# STORED ROWS
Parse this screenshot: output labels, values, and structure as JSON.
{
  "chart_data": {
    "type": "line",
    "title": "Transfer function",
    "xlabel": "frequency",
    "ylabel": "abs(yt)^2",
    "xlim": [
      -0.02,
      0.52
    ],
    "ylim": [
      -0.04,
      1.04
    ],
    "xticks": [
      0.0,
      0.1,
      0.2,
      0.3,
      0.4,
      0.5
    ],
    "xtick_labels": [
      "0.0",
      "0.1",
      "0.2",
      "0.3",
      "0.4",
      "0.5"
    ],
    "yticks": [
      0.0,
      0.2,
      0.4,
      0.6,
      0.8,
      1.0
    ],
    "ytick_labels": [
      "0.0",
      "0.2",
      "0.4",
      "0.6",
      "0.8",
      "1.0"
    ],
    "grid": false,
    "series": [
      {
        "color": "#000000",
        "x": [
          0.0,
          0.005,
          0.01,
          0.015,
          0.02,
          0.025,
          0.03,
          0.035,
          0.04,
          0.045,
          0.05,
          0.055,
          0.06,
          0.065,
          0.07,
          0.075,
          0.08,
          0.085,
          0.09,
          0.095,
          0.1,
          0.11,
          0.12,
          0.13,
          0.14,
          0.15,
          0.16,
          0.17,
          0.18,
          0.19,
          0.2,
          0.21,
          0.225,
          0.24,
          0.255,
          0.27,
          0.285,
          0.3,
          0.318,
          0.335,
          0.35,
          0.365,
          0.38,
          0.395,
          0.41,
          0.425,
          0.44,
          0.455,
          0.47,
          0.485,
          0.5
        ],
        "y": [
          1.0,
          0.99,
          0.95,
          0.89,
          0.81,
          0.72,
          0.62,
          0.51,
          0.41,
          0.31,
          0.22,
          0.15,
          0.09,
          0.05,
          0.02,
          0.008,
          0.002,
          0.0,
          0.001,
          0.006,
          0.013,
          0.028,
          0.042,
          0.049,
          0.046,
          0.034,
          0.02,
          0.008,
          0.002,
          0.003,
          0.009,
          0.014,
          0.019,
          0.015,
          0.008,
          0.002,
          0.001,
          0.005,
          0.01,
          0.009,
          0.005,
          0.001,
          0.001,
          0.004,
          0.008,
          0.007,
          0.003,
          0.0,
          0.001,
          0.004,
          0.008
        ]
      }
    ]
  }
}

# TASK DIRECTIONS
Output all of the data again, exactly.

# FINAL RESULT
Parse this screenshot: output labels, values, and structure as JSON.
{
  "chart_data": {
    "type": "line",
    "title": "Transfer function",
    "xlabel": "frequency",
    "ylabel": "abs(yt)^2",
    "xlim": [
      -0.02,
      0.52
    ],
    "ylim": [
      -0.04,
      1.04
    ],
    "xticks": [
      0.0,
      0.1,
      0.2,
      0.3,
      0.4,
      0.5
    ],
    "xtick_labels": [
      "0.0",
      "0.1",
      "0.2",
      "0.3",
      "0.4",
      "0.5"
    ],
    "yticks": [
      0.0,
      0.2,
      0.4,
      0.6,
      0.8,
      1.0
    ],
    "ytick_labels": [
      "0.0",
      "0.2",
      "0.4",
      "0.6",
      "0.8",
      "1.0"
    ],
    "grid": false,
    "series": [
      {
        "color": "#000000",
        "x": [
          0.0,
          0.005,
          0.01,
          0.015,
          0.02,
          0.025,
          0.03,
          0.035,
          0.04,
          0.045,
          0.05,
          0.055,
          0.06,
          0.065,
          0.07,
          0.075,
          0.08,
          0.085,
          0.09,
          0.095,
          0.1,
          0.11,
          0.12,
          0.13,
          0.14,
          0.15,
          0.16,
          0.17,
          0.18,
          0.19,
          0.2,
          0.21,
          0.225,
          0.24,
          0.255,
          0.27,
          0.285,
          0.3,
          0.318,
          0.335,
          0.35,
          0.365,
          0.38,
          0.395,
          0.41,
          0.425,
          0.44,
          0.455,
          0.47,
          0.485,
          0.5
        ],
        "y": [
          1.0,
          0.99,
          0.95,
          0.89,
          0.81,
          0.72,
          0.62,
          0.51,
          0.41,
          0.31,
          0.22,
          0.15,
          0.09,
          0.05,
          0.02,
          0.008,
          0.002,
          0.0,
          0.001,
          0.006,
          0.013,
          0.028,
          0.042,
          0.049,
          0.046,
          0.034,
          0.02,
          0.008,
          0.002,
          0.003,
          0.009,
          0.014,
          0.019,
          0.015,
          0.008,
          0.002,
          0.001,
          0.005,
          0.01,
          0.009,
          0.005,
          0.001,
          0.001,
          0.004,
          0.008,
          0.007,
          0.003,
          0.0,
          0.001,
          0.004,
          0.008
        ]
      }
    ]
  }
}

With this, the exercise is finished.